* **SET PROBLEM**
Extract the listing in its entirety, keeping each line identical to the original.
-------------------------
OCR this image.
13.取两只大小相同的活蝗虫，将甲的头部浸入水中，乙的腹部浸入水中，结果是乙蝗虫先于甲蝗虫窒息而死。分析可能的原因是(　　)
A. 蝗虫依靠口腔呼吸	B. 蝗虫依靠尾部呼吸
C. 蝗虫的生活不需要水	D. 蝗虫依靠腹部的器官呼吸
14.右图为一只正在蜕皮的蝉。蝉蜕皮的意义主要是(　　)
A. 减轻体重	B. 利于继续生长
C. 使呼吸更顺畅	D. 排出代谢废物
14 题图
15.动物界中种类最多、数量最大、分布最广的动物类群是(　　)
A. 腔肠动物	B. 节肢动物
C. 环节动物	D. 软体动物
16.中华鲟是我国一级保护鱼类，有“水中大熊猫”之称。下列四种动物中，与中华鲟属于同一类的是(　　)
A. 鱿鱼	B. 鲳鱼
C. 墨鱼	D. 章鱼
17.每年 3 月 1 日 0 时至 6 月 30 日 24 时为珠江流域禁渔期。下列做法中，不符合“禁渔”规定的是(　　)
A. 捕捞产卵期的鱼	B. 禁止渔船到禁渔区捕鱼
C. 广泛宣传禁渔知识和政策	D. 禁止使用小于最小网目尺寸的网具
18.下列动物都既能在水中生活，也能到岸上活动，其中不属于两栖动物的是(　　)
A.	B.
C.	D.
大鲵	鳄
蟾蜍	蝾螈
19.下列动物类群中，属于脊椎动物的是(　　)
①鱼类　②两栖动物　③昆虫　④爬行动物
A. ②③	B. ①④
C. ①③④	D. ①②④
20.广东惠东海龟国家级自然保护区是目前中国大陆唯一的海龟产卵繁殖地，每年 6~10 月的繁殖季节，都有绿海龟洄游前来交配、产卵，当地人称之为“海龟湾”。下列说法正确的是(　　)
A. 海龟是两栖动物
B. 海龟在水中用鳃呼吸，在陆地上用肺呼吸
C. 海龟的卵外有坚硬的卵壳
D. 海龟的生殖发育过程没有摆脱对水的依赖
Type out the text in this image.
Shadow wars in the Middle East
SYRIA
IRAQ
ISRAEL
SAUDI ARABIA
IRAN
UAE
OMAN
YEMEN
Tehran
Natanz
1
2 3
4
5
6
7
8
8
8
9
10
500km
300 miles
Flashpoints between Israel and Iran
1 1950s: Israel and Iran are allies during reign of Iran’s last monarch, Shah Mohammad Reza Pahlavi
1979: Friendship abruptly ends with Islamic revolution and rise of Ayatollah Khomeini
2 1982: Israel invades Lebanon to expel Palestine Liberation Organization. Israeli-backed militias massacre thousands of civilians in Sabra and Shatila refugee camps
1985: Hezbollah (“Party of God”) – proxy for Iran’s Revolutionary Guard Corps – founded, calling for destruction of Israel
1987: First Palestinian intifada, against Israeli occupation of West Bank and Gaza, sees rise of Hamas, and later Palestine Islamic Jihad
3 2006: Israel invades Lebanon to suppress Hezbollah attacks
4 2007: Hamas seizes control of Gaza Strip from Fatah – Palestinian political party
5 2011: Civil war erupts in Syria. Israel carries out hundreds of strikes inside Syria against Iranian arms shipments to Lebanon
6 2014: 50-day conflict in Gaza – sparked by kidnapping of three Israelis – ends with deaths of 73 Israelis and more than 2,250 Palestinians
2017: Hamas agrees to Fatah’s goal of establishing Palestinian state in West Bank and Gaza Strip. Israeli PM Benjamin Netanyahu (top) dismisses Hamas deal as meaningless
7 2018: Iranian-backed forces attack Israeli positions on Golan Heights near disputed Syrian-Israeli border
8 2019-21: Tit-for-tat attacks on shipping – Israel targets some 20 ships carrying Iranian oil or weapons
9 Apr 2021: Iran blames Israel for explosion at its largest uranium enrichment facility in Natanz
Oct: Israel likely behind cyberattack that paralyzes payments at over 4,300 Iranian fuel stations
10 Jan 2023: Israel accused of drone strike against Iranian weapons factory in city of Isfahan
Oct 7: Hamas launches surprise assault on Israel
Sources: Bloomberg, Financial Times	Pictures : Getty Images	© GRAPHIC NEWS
-------------------------
* **EXERCISE ANSWER**
OCR this image.
13.取两只大小相同的活蝗虫，将甲的头部浸入水中，乙的腹部浸入水中，结果是乙蝗虫先于甲蝗虫窒息而死。分析可能的原因是(　　)
A. 蝗虫依靠口腔呼吸	B. 蝗虫依靠尾部呼吸
C. 蝗虫的生活不需要水	D. 蝗虫依靠腹部的器官呼吸
14.右图为一只正在蜕皮的蝉。蝉蜕皮的意义主要是(　　)
A. 减轻体重	B. 利于继续生长
C. 使呼吸更顺畅	D. 排出代谢废物
14 题图
15.动物界中种类最多、数量最大、分布最广的动物类群是(　　)
A. 腔肠动物	B. 节肢动物
C. 环节动物	D. 软体动物
16.中华鲟是我国一级保护鱼类，有“水中大熊猫”之称。下列四种动物中，与中华鲟属于同一类的是(　　)
A. 鱿鱼	B. 鲳鱼
C. 墨鱼	D. 章鱼
17.每年 3 月 1 日 0 时至 6 月 30 日 24 时为珠江流域禁渔期。下列做法中，不符合“禁渔”规定的是(　　)
A. 捕捞产卵期的鱼	B. 禁止渔船到禁渔区捕鱼
C. 广泛宣传禁渔知识和政策	D. 禁止使用小于最小网目尺寸的网具
18.下列动物都既能在水中生活，也能到岸上活动，其中不属于两栖动物的是(　　)
A.	B.
C.	D.
大鲵	鳄
蟾蜍	蝾螈
19.下列动物类群中，属于脊椎动物的是(　　)
①鱼类　②两栖动物　③昆虫　④爬行动物
A. ②③	B. ①④
C. ①③④	D. ①②④
20.广东惠东海龟国家级自然保护区是目前中国大陆唯一的海龟产卵繁殖地，每年 6~10 月的繁殖季节，都有绿海龟洄游前来交配、产卵，当地人称之为“海龟湾”。下列说法正确的是(　　)
A. 海龟是两栖动物
B. 海龟在水中用鳃呼吸，在陆地上用肺呼吸
C. 海龟的卵外有坚硬的卵壳
D. 海龟的生殖发育过程没有摆脱对水的依赖
Type out the text in this image.
Shadow wars in the Middle East
SYRIA
IRAQ
ISRAEL
SAUDI ARABIA
IRAN
UAE
OMAN
YEMEN
Tehran
Natanz
1
2 3
4
5
6
7
8
8
8
9
10
500km
300 miles
Flashpoints between Israel and Iran
1 1950s: Israel and Iran are allies during reign of Iran’s last monarch, Shah Mohammad Reza Pahlavi
1979: Friendship abruptly ends with Islamic revolution and rise of Ayatollah Khomeini
2 1982: Israel invades Lebanon to expel Palestine Liberation Organization. Israeli-backed militias massacre thousands of civilians in Sabra and Shatila refugee camps
1985: Hezbollah (“Party of God”) – proxy for Iran’s Revolutionary Guard Corps – founded, calling for destruction of Israel
1987: First Palestinian intifada, against Israeli occupation of West Bank and Gaza, sees rise of Hamas, and later Palestine Islamic Jihad
3 2006: Israel invades Lebanon to suppress Hezbollah attacks
4 2007: Hamas seizes control of Gaza Strip from Fatah – Palestinian political party
5 2011: Civil war erupts in Syria. Israel carries out hundreds of strikes inside Syria against Iranian arms shipments to Lebanon
6 2014: 50-day conflict in Gaza – sparked by kidnapping of three Israelis – ends with deaths of 73 Israelis and more than 2,250 Palestinians
2017: Hamas agrees to Fatah’s goal of establishing Palestinian state in West Bank and Gaza Strip. Israeli PM Benjamin Netanyahu (top) dismisses Hamas deal as meaningless
7 2018: Iranian-backed forces attack Israeli positions on Golan Heights near disputed Syrian-Israeli border
8 2019-21: Tit-for-tat attacks on shipping – Israel targets some 20 ships carrying Iranian oil or weapons
9 Apr 2021: Iran blames Israel for explosion at its largest uranium enrichment facility in Natanz
Oct: Israel likely behind cyberattack that paralyzes payments at over 4,300 Iranian fuel stations
10 Jan 2023: Israel accused of drone strike against Iranian weapons factory in city of Isfahan
Oct 7: Hamas launches surprise assault on Israel
Sources: Bloomberg, Financial Times	Pictures : Getty Images	© GRAPHIC NEWS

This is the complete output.